— Start Task input —

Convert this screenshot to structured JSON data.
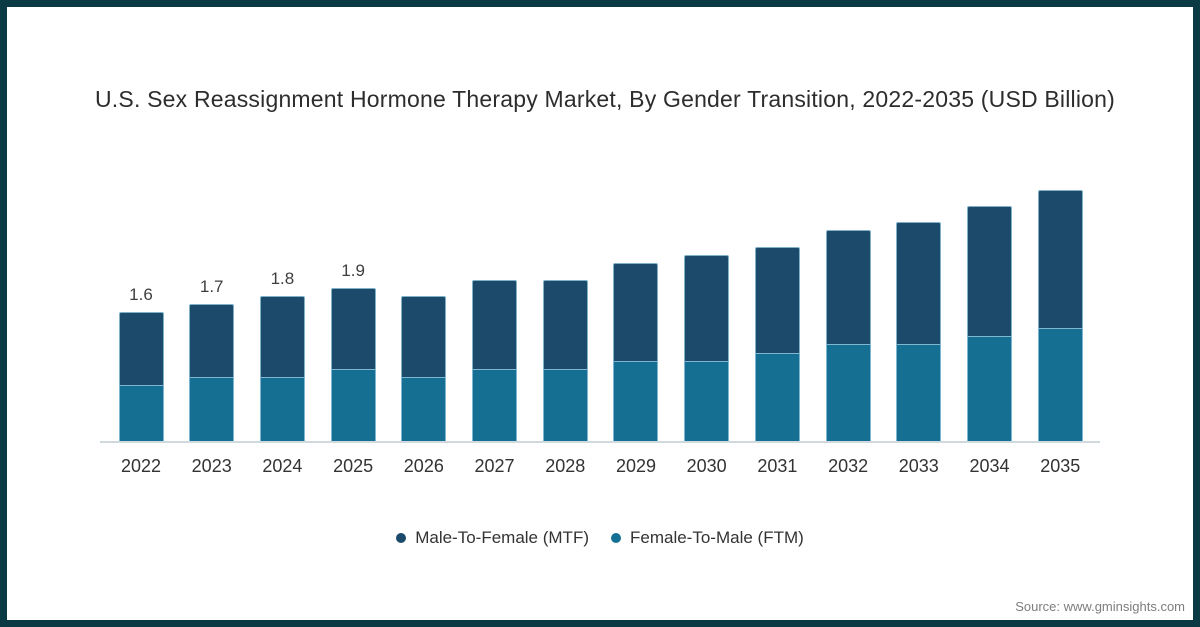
{
  "title": "U.S. Sex Reassignment Hormone Therapy Market, By Gender Transition, 2022-2035 (USD Billion)",
  "source": "Source: www.gminsights.com",
  "colors": {
    "frame_border": "#0a3a44",
    "background": "#ffffff",
    "mtf": "#1b4a6b",
    "ftm": "#146f93",
    "bar_stroke": "#93c3da",
    "axis_line": "#d0dade",
    "title_text": "#2d2d2d",
    "axis_text": "#333333",
    "value_text": "#3f3f3f",
    "source_text": "#7d7d7d"
  },
  "legend": {
    "items": [
      {
        "label": "Male-To-Female (MTF)",
        "color": "#1b4a6b",
        "series_key": "mtf"
      },
      {
        "label": "Female-To-Male (FTM)",
        "color": "#146f93",
        "series_key": "ftm"
      }
    ]
  },
  "chart_data": {
    "type": "bar",
    "stacked": true,
    "title": "U.S. Sex Reassignment Hormone Therapy Market, By Gender Transition, 2022-2035 (USD Billion)",
    "unit": "USD Billion",
    "categories": [
      "2022",
      "2023",
      "2024",
      "2025",
      "2026",
      "2027",
      "2028",
      "2029",
      "2030",
      "2031",
      "2032",
      "2033",
      "2034",
      "2035"
    ],
    "series": [
      {
        "name": "Male-To-Female (MTF)",
        "color": "#1b4a6b",
        "values": [
          0.9,
          0.9,
          1.0,
          1.0,
          1.0,
          1.1,
          1.1,
          1.2,
          1.3,
          1.3,
          1.4,
          1.5,
          1.6,
          1.7
        ]
      },
      {
        "name": "Female-To-Male (FTM)",
        "color": "#146f93",
        "values": [
          0.7,
          0.8,
          0.8,
          0.9,
          0.8,
          0.9,
          0.9,
          1.0,
          1.0,
          1.1,
          1.2,
          1.2,
          1.3,
          1.4
        ]
      }
    ],
    "totals": [
      1.6,
      1.7,
      1.8,
      1.9,
      1.8,
      2.0,
      2.0,
      2.2,
      2.3,
      2.4,
      2.6,
      2.7,
      2.9,
      3.1
    ],
    "value_labels": [
      "1.6",
      "1.7",
      "1.8",
      "1.9",
      "",
      "",
      "",
      "",
      "",
      "",
      "",
      "",
      "",
      ""
    ],
    "xlabel": "",
    "ylabel": "",
    "y_axis_visible": false,
    "grid": false,
    "legend_position": "bottom"
  }
}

— End Task input —

Aim of the task:
Write down every line of the data above that includes the string "Female".

Worked answer:
        "label": "Male-To-Female (MTF)",
        "label": "Female-To-Male (FTM)",
        "name": "Male-To-Female (MTF)",
        "name": "Female-To-Male (FTM)",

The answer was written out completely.